-- begin --
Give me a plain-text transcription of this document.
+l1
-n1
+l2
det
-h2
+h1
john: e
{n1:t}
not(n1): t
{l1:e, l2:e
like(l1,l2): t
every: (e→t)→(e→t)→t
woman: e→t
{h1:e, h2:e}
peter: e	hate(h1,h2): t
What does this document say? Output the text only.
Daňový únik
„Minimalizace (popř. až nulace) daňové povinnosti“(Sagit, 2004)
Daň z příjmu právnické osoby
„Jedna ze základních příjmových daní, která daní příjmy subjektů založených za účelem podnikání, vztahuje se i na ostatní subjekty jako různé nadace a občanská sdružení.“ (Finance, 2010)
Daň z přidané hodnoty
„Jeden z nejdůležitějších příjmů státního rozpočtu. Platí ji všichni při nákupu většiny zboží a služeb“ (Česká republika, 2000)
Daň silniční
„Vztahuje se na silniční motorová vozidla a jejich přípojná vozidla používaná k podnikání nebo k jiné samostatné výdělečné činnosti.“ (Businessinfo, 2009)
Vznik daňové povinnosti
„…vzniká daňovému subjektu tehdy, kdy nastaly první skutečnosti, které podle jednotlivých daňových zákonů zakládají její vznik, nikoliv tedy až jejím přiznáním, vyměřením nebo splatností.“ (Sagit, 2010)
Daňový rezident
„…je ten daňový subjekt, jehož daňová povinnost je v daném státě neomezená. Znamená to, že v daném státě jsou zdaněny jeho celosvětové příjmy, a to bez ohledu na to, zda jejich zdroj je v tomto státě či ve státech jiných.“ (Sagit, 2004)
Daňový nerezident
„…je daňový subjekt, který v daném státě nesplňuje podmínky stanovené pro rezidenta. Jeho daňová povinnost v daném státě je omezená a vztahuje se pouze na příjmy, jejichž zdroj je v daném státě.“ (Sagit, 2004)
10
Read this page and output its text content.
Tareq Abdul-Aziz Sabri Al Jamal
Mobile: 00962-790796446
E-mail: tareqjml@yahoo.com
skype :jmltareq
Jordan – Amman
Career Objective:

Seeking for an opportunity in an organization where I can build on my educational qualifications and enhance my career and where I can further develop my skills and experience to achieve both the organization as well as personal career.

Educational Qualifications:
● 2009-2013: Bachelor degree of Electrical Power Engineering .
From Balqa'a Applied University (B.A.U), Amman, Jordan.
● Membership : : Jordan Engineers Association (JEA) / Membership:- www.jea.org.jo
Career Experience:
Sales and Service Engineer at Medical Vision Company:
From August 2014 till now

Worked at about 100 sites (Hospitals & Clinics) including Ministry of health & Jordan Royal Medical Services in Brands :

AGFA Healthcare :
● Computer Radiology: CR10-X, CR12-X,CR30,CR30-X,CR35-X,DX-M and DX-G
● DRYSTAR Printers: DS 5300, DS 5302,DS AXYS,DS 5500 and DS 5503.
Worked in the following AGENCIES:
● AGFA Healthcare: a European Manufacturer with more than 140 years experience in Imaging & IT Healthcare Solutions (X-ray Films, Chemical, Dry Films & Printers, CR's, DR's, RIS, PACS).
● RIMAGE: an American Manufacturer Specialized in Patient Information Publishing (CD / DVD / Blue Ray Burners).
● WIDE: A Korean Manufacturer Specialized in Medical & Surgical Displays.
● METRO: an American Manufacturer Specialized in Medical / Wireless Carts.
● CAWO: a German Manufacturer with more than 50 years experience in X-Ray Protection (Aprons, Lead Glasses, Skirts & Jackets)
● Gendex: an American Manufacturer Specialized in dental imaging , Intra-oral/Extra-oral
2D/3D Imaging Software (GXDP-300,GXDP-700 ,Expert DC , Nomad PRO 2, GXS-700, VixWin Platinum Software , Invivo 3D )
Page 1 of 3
-- end --
-- Stated task --
Without changing a word, restate the whole listing.

-- Answer to the task --
Give me a plain-text transcription of this document.
+l1
-n1
+l2
det
-h2
+h1
john: e
{n1:t}
not(n1): t
{l1:e, l2:e
like(l1,l2): t
every: (e→t)→(e→t)→t
woman: e→t
{h1:e, h2:e}
peter: e	hate(h1,h2): t
What does this document say? Output the text only.
Daňový únik
„Minimalizace (popř. až nulace) daňové povinnosti“(Sagit, 2004)
Daň z příjmu právnické osoby
„Jedna ze základních příjmových daní, která daní příjmy subjektů založených za účelem podnikání, vztahuje se i na ostatní subjekty jako různé nadace a občanská sdružení.“ (Finance, 2010)
Daň z přidané hodnoty
„Jeden z nejdůležitějších příjmů státního rozpočtu. Platí ji všichni při nákupu většiny zboží a služeb“ (Česká republika, 2000)
Daň silniční
„Vztahuje se na silniční motorová vozidla a jejich přípojná vozidla používaná k podnikání nebo k jiné samostatné výdělečné činnosti.“ (Businessinfo, 2009)
Vznik daňové povinnosti
„…vzniká daňovému subjektu tehdy, kdy nastaly první skutečnosti, které podle jednotlivých daňových zákonů zakládají její vznik, nikoliv tedy až jejím přiznáním, vyměřením nebo splatností.“ (Sagit, 2010)
Daňový rezident
„…je ten daňový subjekt, jehož daňová povinnost je v daném státě neomezená. Znamená to, že v daném státě jsou zdaněny jeho celosvětové příjmy, a to bez ohledu na to, zda jejich zdroj je v tomto státě či ve státech jiných.“ (Sagit, 2004)
Daňový nerezident
„…je daňový subjekt, který v daném státě nesplňuje podmínky stanovené pro rezidenta. Jeho daňová povinnost v daném státě je omezená a vztahuje se pouze na příjmy, jejichž zdroj je v daném státě.“ (Sagit, 2004)
10
Read this page and output its text content.
Tareq Abdul-Aziz Sabri Al Jamal
Mobile: 00962-790796446
E-mail: tareqjml@yahoo.com
skype :jmltareq
Jordan – Amman
Career Objective:

Seeking for an opportunity in an organization where I can build on my educational qualifications and enhance my career and where I can further develop my skills and experience to achieve both the organization as well as personal career.

Educational Qualifications:
● 2009-2013: Bachelor degree of Electrical Power Engineering .
From Balqa'a Applied University (B.A.U), Amman, Jordan.
● Membership : : Jordan Engineers Association (JEA) / Membership:- www.jea.org.jo
Career Experience:
Sales and Service Engineer at Medical Vision Company:
From August 2014 till now

Worked at about 100 sites (Hospitals & Clinics) including Ministry of health & Jordan Royal Medical Services in Brands :

AGFA Healthcare :
● Computer Radiology: CR10-X, CR12-X,CR30,CR30-X,CR35-X,DX-M and DX-G
● DRYSTAR Printers: DS 5300, DS 5302,DS AXYS,DS 5500 and DS 5503.
Worked in the following AGENCIES:
● AGFA Healthcare: a European Manufacturer with more than 140 years experience in Imaging & IT Healthcare Solutions (X-ray Films, Chemical, Dry Films & Printers, CR's, DR's, RIS, PACS).
● RIMAGE: an American Manufacturer Specialized in Patient Information Publishing (CD / DVD / Blue Ray Burners).
● WIDE: A Korean Manufacturer Specialized in Medical & Surgical Displays.
● METRO: an American Manufacturer Specialized in Medical / Wireless Carts.
● CAWO: a German Manufacturer with more than 50 years experience in X-Ray Protection (Aprons, Lead Glasses, Skirts & Jackets)
● Gendex: an American Manufacturer Specialized in dental imaging , Intra-oral/Extra-oral
2D/3D Imaging Software (GXDP-300,GXDP-700 ,Expert DC , Nomad PRO 2, GXS-700, VixWin Platinum Software , Invivo 3D )
Page 1 of 3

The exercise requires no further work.